> **Goal of the exercise**:
Please copy out, word for word, the lines of the data below, starting at the line that contains "row-header[interactable]: 3 bbox=[314, 364, 318, 372]" and ending at the line that contains "menu-item[interactable]: 数据 bbox=[790, 182, 810, 197]", with both of those lines included.

☆ ☆ ☆ ☆

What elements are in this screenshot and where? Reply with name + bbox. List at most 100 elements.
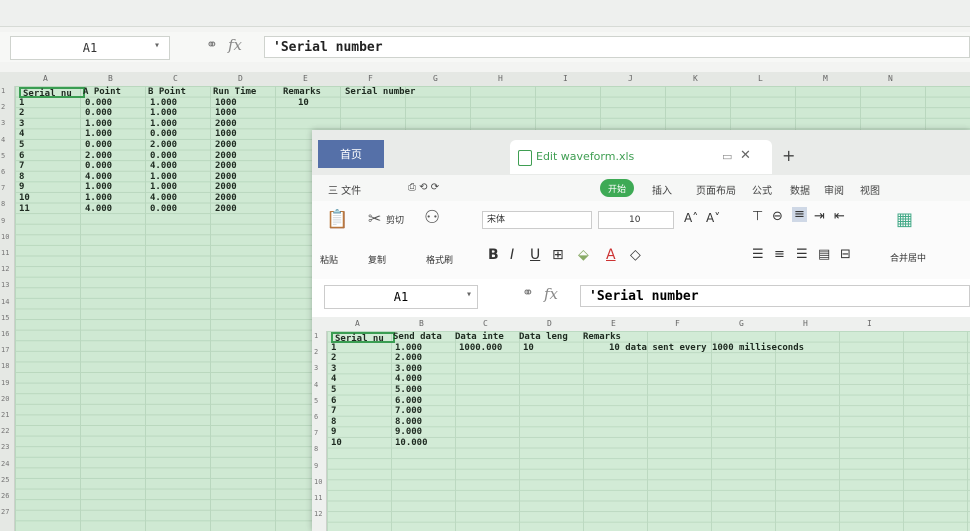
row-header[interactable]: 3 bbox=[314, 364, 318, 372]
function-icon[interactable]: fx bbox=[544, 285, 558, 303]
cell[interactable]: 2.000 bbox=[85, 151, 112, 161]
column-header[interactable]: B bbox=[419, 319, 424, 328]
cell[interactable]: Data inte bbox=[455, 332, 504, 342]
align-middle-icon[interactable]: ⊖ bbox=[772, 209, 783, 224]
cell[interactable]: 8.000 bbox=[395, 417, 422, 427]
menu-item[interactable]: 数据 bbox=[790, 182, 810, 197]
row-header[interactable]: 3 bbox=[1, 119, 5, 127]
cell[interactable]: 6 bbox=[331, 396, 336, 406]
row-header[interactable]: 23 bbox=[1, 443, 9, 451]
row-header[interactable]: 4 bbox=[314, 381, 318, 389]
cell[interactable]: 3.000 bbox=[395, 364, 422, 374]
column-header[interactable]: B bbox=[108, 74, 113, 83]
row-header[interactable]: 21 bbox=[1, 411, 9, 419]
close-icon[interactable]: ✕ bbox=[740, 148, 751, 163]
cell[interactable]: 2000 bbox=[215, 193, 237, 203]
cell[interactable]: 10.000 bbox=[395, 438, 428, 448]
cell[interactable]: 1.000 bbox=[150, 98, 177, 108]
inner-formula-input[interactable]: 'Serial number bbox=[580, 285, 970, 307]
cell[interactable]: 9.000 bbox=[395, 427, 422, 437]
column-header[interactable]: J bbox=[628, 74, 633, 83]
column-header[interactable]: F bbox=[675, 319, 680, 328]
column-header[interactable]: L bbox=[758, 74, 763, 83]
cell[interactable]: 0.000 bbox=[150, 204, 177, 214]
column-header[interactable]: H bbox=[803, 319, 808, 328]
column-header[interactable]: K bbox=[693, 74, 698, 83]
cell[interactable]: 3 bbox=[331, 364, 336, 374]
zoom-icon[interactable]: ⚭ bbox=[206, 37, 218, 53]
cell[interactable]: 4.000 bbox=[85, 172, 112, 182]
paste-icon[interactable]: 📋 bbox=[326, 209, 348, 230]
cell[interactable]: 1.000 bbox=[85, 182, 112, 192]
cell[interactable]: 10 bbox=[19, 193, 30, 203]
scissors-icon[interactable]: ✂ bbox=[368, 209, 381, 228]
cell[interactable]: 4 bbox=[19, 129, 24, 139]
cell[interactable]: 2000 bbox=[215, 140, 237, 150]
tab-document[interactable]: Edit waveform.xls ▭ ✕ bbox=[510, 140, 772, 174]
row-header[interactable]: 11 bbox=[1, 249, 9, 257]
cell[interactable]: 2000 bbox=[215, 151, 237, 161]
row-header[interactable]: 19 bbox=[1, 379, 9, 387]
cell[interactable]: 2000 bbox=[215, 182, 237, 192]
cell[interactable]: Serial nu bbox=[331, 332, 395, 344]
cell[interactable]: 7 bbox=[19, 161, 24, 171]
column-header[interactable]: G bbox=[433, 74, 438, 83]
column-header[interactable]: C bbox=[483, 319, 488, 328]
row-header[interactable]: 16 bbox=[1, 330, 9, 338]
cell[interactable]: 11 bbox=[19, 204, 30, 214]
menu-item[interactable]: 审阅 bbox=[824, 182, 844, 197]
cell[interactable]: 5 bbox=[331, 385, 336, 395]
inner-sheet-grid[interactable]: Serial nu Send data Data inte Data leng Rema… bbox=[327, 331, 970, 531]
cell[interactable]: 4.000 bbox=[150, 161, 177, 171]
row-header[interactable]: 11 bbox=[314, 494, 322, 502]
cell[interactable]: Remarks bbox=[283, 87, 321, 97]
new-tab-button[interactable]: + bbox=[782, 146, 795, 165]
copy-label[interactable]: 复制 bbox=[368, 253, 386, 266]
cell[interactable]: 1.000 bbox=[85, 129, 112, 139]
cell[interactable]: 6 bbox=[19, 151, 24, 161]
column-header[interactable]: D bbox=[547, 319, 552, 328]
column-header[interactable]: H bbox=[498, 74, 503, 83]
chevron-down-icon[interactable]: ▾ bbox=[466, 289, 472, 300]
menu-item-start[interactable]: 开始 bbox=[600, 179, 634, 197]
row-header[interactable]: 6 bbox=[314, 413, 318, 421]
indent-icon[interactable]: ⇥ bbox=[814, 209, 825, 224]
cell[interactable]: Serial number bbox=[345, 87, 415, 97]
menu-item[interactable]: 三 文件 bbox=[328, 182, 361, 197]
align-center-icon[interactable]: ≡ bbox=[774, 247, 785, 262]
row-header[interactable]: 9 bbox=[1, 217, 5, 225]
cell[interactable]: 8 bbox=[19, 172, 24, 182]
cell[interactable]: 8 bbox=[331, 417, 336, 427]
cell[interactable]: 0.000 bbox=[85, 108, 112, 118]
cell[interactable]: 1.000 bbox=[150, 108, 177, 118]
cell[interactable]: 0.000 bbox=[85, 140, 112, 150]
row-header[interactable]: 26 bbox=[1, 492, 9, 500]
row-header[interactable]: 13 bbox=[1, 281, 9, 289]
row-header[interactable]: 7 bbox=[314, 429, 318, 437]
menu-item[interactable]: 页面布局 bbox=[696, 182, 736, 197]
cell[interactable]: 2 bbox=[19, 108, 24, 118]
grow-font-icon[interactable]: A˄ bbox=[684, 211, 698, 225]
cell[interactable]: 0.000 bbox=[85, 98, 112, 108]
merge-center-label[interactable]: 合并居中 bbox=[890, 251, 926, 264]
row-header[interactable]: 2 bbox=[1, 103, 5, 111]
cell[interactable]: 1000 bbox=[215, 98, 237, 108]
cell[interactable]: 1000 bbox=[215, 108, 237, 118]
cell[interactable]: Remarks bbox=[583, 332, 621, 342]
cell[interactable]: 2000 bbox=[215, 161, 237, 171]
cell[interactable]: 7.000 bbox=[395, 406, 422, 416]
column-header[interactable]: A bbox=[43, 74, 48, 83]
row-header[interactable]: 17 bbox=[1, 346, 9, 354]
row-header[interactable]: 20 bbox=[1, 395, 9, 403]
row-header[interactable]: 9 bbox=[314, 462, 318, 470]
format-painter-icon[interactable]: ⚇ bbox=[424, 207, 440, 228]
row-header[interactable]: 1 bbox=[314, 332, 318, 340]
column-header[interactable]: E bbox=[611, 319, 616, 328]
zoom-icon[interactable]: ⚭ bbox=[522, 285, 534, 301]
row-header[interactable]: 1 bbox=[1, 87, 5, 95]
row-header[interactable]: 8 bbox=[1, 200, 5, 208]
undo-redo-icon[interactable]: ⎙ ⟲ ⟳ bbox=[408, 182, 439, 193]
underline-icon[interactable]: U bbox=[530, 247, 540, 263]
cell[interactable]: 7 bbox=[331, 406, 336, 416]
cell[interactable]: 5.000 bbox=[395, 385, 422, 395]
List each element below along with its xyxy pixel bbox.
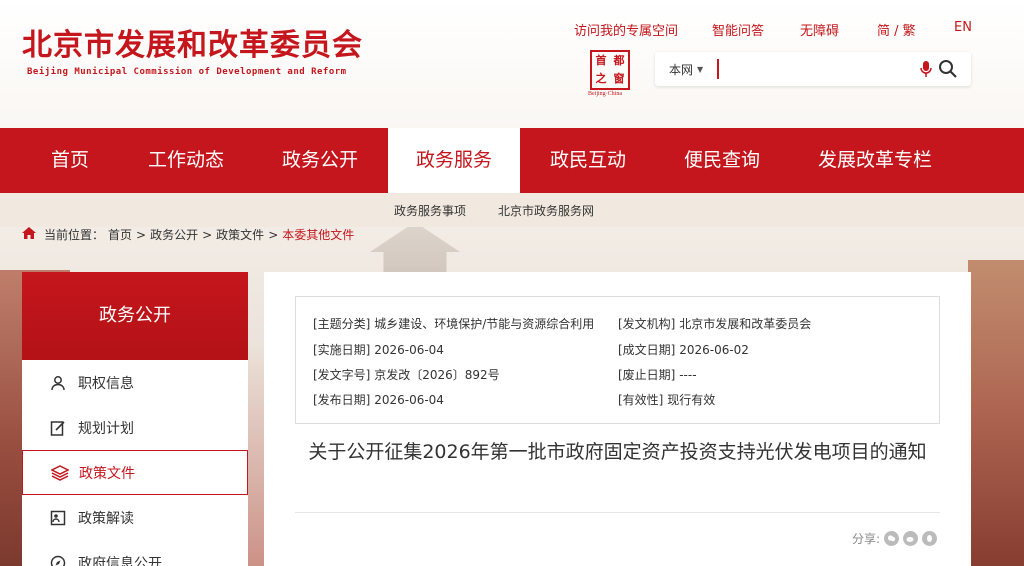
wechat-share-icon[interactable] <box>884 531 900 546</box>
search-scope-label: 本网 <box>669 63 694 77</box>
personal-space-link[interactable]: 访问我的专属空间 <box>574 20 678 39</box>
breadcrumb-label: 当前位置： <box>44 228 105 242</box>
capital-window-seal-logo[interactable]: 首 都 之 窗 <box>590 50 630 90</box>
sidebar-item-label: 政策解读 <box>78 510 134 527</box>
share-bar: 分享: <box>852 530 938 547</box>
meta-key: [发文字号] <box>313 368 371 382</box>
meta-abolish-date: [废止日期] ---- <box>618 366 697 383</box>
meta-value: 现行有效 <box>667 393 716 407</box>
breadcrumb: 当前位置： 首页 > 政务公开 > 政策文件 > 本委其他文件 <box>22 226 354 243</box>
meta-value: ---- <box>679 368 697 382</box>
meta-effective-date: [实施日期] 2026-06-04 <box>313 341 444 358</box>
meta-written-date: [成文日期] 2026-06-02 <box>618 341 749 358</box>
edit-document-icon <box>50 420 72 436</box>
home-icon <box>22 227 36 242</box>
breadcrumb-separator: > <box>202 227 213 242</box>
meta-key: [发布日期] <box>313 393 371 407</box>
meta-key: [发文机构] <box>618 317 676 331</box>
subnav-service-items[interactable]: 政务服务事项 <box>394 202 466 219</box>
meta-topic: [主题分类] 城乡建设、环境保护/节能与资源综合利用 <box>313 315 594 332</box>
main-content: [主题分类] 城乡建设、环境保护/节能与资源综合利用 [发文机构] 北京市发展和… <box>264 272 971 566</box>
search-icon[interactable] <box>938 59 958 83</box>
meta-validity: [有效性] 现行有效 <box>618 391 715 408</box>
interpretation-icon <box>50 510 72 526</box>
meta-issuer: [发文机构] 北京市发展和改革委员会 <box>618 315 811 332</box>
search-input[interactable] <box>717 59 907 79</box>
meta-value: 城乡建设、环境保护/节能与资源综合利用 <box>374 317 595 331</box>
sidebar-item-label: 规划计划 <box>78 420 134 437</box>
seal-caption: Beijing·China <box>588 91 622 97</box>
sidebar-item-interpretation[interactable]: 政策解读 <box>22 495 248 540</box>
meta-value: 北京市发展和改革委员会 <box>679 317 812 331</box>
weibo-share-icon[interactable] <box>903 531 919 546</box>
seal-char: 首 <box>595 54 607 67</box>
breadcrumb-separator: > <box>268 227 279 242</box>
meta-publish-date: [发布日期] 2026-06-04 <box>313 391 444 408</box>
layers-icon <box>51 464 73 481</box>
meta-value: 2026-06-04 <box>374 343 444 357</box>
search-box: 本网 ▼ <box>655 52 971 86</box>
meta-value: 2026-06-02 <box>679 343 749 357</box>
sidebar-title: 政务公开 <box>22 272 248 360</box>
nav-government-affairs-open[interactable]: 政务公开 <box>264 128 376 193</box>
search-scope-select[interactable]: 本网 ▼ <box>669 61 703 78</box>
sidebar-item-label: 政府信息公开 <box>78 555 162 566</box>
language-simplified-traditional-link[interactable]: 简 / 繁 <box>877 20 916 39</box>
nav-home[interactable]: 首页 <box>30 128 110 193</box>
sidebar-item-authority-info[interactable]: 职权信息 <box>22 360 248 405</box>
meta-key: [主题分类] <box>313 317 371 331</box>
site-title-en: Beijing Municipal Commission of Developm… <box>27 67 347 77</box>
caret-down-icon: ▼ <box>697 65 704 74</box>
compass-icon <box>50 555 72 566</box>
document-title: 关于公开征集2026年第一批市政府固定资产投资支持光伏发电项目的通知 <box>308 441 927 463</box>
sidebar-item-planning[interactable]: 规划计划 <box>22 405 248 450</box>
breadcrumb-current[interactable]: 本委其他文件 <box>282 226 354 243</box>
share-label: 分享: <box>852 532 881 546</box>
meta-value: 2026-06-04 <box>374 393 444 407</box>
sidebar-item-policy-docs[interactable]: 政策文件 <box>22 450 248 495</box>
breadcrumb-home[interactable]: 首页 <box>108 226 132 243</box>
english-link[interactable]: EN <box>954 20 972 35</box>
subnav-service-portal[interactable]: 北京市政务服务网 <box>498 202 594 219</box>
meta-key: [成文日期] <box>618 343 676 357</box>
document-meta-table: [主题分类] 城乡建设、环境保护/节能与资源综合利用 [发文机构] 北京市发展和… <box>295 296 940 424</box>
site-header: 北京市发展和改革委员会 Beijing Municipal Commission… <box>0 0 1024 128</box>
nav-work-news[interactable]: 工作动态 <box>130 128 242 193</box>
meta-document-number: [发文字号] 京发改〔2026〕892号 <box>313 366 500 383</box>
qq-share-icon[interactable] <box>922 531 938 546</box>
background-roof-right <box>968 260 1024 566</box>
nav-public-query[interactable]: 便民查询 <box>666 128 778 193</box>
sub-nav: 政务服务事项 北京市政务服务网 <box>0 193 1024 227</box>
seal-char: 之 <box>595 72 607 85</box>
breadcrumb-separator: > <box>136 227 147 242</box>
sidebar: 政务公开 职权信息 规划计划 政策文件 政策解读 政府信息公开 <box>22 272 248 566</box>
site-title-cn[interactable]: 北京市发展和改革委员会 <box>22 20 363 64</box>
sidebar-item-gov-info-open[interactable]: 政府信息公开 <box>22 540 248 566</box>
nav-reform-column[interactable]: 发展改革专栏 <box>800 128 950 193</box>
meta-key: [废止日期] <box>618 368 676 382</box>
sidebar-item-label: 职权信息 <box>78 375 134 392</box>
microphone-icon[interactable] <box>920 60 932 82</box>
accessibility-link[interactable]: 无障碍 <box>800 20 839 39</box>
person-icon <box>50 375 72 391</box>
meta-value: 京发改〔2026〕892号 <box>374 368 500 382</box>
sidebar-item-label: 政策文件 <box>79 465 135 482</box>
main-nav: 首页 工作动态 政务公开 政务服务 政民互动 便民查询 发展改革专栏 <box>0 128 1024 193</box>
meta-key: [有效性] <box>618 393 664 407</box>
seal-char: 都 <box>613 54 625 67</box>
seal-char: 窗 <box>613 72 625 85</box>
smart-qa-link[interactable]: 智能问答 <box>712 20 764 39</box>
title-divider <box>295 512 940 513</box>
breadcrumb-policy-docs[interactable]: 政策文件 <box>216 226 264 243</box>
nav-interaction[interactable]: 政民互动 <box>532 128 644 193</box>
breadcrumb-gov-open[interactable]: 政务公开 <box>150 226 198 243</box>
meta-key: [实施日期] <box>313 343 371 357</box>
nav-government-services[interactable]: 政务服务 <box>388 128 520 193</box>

☆ ☆ ☆ ☆

> **Exercise result**:
row-header[interactable]: 3 bbox=[314, 364, 318, 372]
function-icon[interactable]: fx bbox=[544, 285, 558, 303]
cell[interactable]: 2.000 bbox=[85, 151, 112, 161]
column-header[interactable]: B bbox=[419, 319, 424, 328]
cell[interactable]: Data inte bbox=[455, 332, 504, 342]
align-middle-icon[interactable]: ⊖ bbox=[772, 209, 783, 224]
cell[interactable]: 8.000 bbox=[395, 417, 422, 427]
menu-item[interactable]: 数据 bbox=[790, 182, 810, 197]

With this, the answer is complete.